Data excerpts =>

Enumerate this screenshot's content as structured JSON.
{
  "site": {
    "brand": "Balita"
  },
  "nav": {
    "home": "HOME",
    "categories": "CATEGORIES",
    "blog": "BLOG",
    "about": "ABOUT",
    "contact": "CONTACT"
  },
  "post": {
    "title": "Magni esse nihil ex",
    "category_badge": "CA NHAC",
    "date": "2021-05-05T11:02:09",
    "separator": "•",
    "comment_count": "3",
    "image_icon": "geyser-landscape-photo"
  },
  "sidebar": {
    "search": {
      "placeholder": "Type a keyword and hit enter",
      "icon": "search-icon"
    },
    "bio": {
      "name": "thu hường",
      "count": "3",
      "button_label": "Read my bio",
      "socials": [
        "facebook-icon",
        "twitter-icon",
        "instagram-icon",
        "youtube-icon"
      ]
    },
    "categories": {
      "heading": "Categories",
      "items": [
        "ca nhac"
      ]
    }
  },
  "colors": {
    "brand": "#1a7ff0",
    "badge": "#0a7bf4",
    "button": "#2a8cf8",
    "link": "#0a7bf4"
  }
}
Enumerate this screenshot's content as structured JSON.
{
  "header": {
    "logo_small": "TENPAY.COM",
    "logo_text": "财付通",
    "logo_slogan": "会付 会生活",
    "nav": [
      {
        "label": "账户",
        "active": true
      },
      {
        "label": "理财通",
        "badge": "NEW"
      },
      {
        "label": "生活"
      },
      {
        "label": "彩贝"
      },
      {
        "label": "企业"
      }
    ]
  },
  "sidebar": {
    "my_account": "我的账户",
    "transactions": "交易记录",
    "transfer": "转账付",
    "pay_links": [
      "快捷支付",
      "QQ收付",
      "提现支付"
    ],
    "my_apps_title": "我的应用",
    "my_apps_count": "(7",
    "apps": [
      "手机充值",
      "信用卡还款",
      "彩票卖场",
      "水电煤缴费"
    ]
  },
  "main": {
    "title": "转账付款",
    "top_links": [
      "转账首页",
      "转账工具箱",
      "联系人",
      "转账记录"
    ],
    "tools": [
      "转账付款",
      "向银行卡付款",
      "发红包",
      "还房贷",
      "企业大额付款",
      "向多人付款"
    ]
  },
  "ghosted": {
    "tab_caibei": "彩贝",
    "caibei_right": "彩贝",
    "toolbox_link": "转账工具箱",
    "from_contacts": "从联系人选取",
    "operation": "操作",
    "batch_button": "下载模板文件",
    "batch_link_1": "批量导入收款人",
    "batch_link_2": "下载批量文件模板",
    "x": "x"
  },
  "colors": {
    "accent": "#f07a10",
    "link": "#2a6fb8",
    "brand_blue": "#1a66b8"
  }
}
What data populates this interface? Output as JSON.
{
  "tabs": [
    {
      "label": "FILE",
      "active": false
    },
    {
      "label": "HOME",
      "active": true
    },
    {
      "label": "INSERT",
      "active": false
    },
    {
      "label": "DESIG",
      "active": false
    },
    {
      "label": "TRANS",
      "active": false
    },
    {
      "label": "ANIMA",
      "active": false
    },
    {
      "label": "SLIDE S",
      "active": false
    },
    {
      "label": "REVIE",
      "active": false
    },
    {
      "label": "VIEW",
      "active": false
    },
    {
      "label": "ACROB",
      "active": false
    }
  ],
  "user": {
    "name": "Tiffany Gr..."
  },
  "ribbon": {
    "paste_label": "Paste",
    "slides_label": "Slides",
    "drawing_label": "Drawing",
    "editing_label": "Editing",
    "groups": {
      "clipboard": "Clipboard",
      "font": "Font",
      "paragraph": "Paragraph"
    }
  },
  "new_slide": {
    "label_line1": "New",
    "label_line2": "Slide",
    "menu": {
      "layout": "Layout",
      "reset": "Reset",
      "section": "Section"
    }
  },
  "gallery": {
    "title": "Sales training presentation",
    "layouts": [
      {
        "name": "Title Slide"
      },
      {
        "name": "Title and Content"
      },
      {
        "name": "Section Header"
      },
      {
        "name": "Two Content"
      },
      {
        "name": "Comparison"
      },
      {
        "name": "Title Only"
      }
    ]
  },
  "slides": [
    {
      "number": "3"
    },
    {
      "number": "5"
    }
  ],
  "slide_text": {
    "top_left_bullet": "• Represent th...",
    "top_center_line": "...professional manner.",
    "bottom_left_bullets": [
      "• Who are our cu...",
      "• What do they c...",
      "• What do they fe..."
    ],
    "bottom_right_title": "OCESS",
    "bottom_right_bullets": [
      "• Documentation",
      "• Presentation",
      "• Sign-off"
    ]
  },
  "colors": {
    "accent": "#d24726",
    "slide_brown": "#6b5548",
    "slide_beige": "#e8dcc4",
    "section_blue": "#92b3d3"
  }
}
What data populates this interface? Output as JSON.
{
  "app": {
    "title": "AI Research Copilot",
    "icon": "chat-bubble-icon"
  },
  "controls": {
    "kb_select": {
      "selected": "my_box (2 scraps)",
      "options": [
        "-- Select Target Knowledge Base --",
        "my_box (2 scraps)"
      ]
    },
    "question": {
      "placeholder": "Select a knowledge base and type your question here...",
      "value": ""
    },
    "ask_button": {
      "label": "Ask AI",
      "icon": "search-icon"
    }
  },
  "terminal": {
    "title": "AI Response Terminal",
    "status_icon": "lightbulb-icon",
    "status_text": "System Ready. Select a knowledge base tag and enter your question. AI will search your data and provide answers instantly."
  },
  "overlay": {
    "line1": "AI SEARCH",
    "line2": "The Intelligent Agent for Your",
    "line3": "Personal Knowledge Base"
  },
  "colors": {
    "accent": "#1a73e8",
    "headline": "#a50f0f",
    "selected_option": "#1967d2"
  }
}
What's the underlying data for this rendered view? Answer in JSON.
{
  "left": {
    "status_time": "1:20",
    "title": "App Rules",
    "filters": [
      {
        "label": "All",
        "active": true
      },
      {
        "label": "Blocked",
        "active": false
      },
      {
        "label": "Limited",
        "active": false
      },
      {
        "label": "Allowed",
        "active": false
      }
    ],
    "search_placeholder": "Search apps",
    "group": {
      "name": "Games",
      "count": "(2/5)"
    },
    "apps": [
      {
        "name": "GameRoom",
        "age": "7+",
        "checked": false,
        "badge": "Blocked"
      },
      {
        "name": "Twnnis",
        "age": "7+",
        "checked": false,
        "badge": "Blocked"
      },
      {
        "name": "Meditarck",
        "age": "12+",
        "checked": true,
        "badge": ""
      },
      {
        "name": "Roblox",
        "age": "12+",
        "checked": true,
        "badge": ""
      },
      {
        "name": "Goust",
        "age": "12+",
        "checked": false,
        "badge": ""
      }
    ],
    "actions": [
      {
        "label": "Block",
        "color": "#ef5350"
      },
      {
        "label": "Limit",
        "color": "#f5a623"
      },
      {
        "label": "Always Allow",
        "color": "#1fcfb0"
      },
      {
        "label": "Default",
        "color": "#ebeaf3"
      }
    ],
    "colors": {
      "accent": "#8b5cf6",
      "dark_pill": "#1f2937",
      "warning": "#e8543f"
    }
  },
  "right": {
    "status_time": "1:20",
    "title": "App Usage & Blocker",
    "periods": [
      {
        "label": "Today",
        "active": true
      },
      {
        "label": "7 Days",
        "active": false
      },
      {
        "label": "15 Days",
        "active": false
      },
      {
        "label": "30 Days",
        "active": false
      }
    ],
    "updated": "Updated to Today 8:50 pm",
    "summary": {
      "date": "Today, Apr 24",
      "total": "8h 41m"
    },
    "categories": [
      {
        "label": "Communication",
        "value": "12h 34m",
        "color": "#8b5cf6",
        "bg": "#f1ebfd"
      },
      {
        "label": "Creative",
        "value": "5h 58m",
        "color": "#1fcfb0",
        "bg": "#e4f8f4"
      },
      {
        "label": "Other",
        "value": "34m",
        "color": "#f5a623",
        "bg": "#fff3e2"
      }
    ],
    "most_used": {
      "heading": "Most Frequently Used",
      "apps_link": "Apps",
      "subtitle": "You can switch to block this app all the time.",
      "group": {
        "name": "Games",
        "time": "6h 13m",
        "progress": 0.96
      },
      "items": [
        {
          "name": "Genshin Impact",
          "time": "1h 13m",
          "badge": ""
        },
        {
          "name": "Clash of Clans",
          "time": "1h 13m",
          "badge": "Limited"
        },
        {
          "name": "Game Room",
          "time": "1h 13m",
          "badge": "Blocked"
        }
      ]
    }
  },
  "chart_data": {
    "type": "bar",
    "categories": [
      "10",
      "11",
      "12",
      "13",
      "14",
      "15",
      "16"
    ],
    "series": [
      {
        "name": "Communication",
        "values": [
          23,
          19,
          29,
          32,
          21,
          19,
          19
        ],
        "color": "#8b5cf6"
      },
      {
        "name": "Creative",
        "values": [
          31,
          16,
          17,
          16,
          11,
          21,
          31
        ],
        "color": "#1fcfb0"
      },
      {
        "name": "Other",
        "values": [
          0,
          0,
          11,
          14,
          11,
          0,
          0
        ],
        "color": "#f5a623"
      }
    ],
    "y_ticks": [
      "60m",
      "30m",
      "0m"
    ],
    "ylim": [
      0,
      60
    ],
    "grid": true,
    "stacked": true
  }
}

AIM OF THE TASK => Tell how many lines hold the string "accent", giving the number and nothing else.

THE COMPLETED TASK => 4